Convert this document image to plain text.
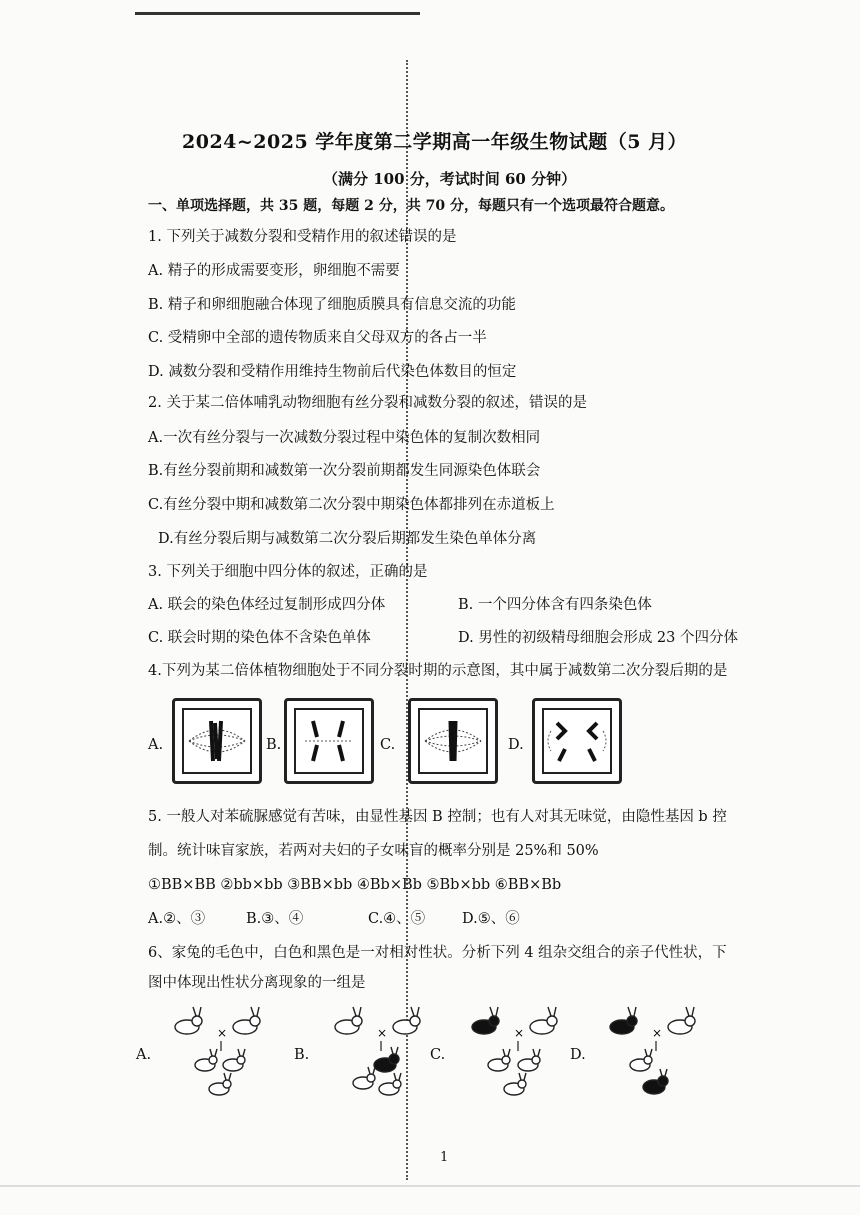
2024~2025 学年度第二学期高一年级生物试题（5 月）
（满分 100 分，考试时间 60 分钟）
一、单项选择题，共 35 题，每题 2 分，共 70 分，每题只有一个选项最符合题意。
1. 下列关于减数分裂和受精作用的叙述错误的是
A. 精子的形成需要变形，卵细胞不需要
B. 精子和卵细胞融合体现了细胞质膜具有信息交流的功能
C. 受精卵中全部的遗传物质来自父母双方的各占一半
D. 减数分裂和受精作用维持生物前后代染色体数目的恒定
2. 关于某二倍体哺乳动物细胞有丝分裂和减数分裂的叙述，错误的是
A.一次有丝分裂与一次减数分裂过程中染色体的复制次数相同
B.有丝分裂前期和减数第一次分裂前期都发生同源染色体联会
C.有丝分裂中期和减数第二次分裂中期染色体都排列在赤道板上
D.有丝分裂后期与减数第二次分裂后期都发生染色单体分离
3. 下列关于细胞中四分体的叙述，正确的是
A. 联会的染色体经过复制形成四分体	B. 一个四分体含有四条染色体
C. 联会时期的染色体不含染色单体	D. 男性的初级精母细胞会形成 23 个四分体
4.下列为某二倍体植物细胞处于不同分裂时期的示意图，其中属于减数第二次分裂后期的是
A.	B.	C.	D.
5. 一般人对苯硫脲感觉有苦味，由显性基因 B 控制；也有人对其无味觉，由隐性基因 b 控
制。统计味盲家族，若两对夫妇的子女味盲的概率分别是 25%和 50%
①BB×BB ②bb×bb ③BB×bb ④Bb×Bb ⑤Bb×bb ⑥BB×Bb
A.②、③	B.③、④	C.④、⑤	D.⑤、⑥
6、家兔的毛色中，白色和黑色是一对相对性状。分析下列 4 组杂交组合的亲子代性状，下
图中体现出性状分离现象的一组是
A.	B.	C.	D.
×	×	×	×
1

BRIEF ::
Working from the lines above, reproduce the material exactly and exclude its pictures.

COMPLETE RESPONSE ::
Convert this document image to plain text.
2024~2025 学年度第二学期高一年级生物试题（5 月）
（满分 100 分，考试时间 60 分钟）
一、单项选择题，共 35 题，每题 2 分，共 70 分，每题只有一个选项最符合题意。
1. 下列关于减数分裂和受精作用的叙述错误的是
A. 精子的形成需要变形，卵细胞不需要
B. 精子和卵细胞融合体现了细胞质膜具有信息交流的功能
C. 受精卵中全部的遗传物质来自父母双方的各占一半
D. 减数分裂和受精作用维持生物前后代染色体数目的恒定
2. 关于某二倍体哺乳动物细胞有丝分裂和减数分裂的叙述，错误的是
A.一次有丝分裂与一次减数分裂过程中染色体的复制次数相同
B.有丝分裂前期和减数第一次分裂前期都发生同源染色体联会
C.有丝分裂中期和减数第二次分裂中期染色体都排列在赤道板上
D.有丝分裂后期与减数第二次分裂后期都发生染色单体分离
3. 下列关于细胞中四分体的叙述，正确的是
A. 联会的染色体经过复制形成四分体	B. 一个四分体含有四条染色体
C. 联会时期的染色体不含染色单体	D. 男性的初级精母细胞会形成 23 个四分体
4.下列为某二倍体植物细胞处于不同分裂时期的示意图，其中属于减数第二次分裂后期的是
A.	B.	C.	D.
5. 一般人对苯硫脲感觉有苦味，由显性基因 B 控制；也有人对其无味觉，由隐性基因 b 控
制。统计味盲家族，若两对夫妇的子女味盲的概率分别是 25%和 50%
①BB×BB ②bb×bb ③BB×bb ④Bb×Bb ⑤Bb×bb ⑥BB×Bb
A.②、③	B.③、④	C.④、⑤	D.⑤、⑥
6、家兔的毛色中，白色和黑色是一对相对性状。分析下列 4 组杂交组合的亲子代性状，下
图中体现出性状分离现象的一组是
A.	B.	C.	D.
×	×	×	×
1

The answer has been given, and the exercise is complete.